--- Start Supplied data ---

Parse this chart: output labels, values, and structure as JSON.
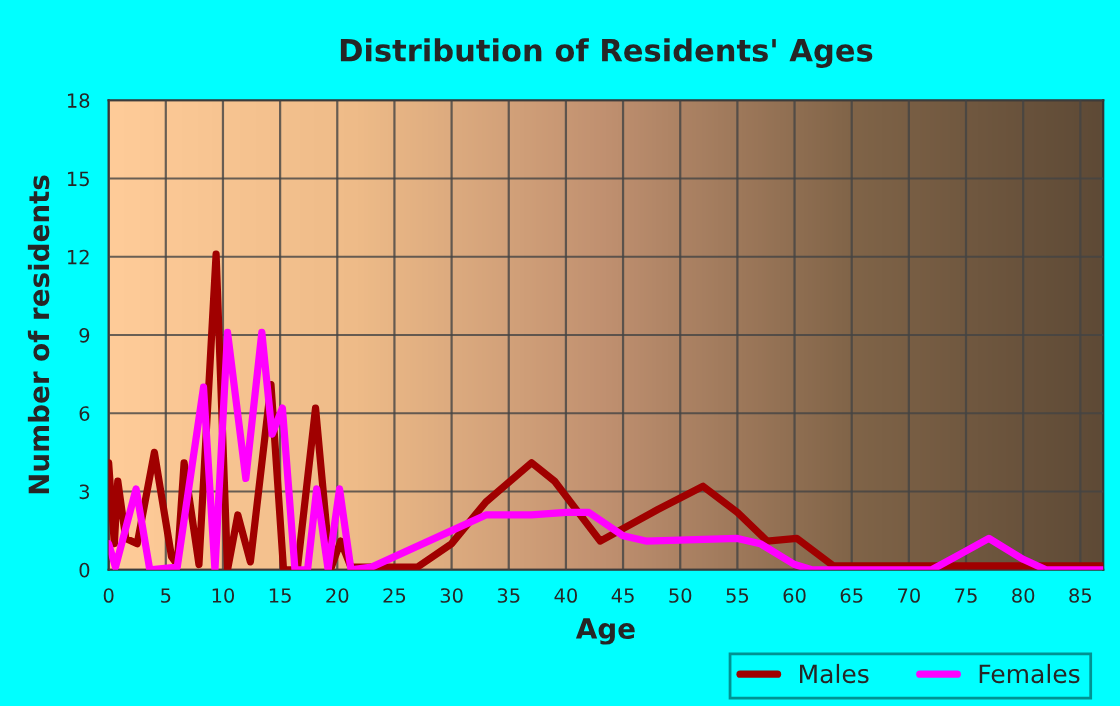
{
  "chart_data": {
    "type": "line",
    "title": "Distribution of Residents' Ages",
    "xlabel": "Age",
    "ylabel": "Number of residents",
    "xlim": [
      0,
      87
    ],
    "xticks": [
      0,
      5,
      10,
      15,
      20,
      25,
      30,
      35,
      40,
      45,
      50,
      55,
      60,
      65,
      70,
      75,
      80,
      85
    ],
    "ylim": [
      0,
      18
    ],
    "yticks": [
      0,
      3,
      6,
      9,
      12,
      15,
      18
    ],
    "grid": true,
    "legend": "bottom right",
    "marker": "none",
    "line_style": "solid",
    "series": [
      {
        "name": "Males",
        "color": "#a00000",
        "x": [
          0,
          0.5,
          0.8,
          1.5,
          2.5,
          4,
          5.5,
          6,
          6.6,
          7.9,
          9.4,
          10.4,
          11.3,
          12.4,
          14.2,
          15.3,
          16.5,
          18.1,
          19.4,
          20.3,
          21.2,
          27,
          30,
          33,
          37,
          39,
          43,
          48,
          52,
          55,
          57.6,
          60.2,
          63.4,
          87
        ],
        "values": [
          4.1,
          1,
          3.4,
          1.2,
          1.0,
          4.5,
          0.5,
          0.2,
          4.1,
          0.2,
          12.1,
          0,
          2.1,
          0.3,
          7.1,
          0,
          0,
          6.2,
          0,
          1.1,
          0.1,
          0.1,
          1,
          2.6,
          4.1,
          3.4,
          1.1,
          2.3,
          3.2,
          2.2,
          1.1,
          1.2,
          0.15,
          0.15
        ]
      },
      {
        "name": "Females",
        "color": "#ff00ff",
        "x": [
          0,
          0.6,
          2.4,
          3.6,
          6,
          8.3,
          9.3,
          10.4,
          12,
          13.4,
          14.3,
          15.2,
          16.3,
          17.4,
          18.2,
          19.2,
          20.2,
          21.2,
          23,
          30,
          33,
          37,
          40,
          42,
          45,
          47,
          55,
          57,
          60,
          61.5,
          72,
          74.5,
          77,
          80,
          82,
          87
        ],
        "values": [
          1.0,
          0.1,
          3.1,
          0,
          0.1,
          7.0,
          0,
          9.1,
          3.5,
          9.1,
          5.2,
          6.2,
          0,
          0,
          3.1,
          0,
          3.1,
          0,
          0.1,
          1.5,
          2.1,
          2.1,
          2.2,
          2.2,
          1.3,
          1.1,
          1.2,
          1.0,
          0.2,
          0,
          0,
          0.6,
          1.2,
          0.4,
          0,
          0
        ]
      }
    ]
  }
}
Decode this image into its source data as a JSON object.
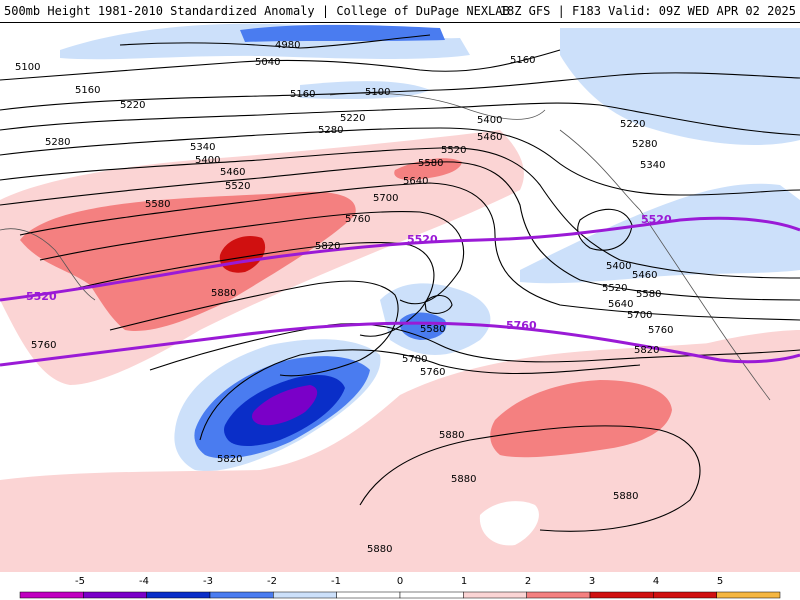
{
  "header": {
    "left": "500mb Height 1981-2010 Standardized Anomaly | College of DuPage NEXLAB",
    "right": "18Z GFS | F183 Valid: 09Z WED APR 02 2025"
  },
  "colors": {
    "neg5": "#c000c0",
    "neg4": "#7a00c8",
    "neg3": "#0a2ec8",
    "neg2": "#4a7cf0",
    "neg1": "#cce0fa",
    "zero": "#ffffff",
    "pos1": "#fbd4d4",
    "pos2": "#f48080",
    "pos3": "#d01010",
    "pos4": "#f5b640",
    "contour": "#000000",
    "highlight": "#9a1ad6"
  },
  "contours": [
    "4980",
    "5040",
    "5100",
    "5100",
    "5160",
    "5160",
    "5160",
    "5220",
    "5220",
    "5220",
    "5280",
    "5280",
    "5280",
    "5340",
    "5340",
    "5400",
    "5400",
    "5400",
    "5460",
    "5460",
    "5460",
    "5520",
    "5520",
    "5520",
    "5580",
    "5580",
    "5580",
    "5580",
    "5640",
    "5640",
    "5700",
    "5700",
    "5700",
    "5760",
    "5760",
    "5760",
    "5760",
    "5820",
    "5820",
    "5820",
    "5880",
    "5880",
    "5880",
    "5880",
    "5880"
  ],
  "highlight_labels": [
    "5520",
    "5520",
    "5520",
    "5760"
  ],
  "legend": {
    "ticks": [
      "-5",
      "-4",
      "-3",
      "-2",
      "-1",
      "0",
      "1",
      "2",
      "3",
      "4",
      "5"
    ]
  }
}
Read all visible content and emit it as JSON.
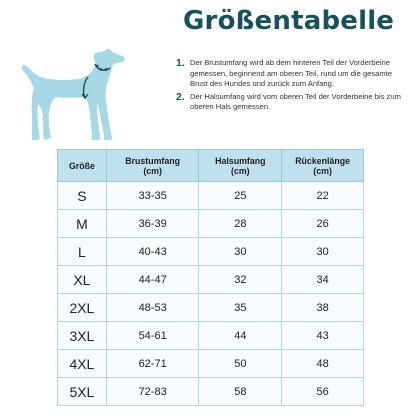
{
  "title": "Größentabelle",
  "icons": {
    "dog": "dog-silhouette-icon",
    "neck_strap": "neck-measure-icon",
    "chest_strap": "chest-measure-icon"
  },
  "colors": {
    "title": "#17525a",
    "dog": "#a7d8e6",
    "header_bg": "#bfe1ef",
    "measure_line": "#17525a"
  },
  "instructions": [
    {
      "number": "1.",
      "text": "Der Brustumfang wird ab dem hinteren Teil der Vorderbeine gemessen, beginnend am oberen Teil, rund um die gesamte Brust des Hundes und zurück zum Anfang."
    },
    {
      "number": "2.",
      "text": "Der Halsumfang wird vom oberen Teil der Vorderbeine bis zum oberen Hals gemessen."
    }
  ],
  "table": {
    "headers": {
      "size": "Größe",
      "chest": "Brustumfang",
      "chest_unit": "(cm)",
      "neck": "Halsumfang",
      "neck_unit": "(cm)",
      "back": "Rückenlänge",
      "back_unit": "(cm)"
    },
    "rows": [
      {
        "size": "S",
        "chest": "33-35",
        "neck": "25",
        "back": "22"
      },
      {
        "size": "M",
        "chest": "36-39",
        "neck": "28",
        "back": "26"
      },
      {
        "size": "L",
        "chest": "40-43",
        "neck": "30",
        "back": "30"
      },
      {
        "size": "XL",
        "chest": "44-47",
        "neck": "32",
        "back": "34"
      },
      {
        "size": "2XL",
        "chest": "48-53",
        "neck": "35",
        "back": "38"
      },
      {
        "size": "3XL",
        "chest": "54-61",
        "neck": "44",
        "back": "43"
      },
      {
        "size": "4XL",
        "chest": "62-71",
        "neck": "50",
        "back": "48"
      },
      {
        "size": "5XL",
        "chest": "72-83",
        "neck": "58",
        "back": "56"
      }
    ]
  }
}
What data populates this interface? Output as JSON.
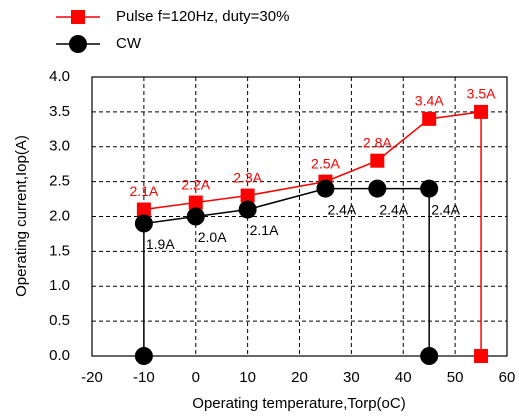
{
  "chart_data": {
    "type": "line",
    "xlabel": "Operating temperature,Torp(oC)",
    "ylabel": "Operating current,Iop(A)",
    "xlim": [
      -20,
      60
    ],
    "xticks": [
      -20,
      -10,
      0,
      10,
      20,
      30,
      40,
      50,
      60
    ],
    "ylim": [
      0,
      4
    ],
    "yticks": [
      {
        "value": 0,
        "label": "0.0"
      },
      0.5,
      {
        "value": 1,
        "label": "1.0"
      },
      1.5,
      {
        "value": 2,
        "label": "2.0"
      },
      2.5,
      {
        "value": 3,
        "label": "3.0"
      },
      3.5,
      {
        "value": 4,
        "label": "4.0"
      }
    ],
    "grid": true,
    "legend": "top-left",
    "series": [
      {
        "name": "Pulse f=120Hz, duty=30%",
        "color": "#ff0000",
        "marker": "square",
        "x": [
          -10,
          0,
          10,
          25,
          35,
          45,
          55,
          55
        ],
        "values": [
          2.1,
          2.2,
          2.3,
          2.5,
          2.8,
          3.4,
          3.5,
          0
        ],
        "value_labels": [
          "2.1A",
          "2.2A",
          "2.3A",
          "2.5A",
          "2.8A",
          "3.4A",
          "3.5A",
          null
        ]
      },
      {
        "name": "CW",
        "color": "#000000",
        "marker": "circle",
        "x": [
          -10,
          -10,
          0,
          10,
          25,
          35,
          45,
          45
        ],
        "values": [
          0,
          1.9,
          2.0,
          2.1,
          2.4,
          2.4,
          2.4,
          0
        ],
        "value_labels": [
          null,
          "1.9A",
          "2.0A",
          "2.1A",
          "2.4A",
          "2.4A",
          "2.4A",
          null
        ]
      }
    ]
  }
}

--- End Supplied data ---

**Written request**
Using the listing, collect all lines in which the string "right" is found.

**Response for this exercise**
    "legend": "bottom right",
    "right": "18Z GFS | F183 Valid: 09Z WED APR 02 2025"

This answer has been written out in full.